··· SUPPLIED RECORDS ···
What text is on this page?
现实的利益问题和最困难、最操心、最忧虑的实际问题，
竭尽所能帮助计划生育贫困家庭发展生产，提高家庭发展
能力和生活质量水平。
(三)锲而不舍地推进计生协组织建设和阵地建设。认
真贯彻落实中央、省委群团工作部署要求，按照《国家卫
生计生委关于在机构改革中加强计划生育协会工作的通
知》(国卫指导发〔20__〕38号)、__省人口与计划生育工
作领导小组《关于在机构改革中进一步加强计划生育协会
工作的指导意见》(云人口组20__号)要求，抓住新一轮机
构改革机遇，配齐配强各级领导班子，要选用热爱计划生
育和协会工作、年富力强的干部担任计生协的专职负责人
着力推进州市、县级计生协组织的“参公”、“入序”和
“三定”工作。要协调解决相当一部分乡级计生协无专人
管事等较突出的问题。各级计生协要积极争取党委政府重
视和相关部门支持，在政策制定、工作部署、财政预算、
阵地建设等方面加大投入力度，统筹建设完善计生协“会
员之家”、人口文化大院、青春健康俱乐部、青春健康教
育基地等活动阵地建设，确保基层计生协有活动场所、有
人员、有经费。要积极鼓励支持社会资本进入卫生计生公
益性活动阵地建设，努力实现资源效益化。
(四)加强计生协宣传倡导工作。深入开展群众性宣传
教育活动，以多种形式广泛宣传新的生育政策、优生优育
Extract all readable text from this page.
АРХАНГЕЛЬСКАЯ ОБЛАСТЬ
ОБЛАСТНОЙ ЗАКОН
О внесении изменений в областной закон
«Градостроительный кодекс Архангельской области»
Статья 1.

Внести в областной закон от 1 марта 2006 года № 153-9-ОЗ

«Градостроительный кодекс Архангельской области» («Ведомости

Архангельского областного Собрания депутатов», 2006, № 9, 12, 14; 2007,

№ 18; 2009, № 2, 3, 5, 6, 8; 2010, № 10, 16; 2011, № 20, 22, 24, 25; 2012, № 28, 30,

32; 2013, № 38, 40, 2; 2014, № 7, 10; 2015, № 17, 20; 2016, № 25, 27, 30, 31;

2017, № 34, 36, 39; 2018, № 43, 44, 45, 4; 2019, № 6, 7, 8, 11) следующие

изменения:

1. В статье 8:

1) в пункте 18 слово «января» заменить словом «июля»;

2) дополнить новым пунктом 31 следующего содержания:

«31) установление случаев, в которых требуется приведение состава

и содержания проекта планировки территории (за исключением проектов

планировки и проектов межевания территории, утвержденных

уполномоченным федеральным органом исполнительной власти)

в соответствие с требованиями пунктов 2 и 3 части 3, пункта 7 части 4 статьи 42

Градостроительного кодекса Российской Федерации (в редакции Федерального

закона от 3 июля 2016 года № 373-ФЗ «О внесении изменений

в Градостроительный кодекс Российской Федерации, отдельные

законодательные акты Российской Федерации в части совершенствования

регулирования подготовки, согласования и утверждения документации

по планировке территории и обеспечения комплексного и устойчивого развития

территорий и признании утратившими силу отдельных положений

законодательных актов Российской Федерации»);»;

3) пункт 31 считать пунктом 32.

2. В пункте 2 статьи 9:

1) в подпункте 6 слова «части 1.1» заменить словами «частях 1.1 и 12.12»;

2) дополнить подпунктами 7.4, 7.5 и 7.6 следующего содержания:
···
SET PROBLEM — Show each line holding the word "статьи".

TASK RESULT —
в соответствие с требованиями пунктов 2 и 3 части 3, пункта 7 части 4 статьи 42
2. В пункте 2 статьи 9:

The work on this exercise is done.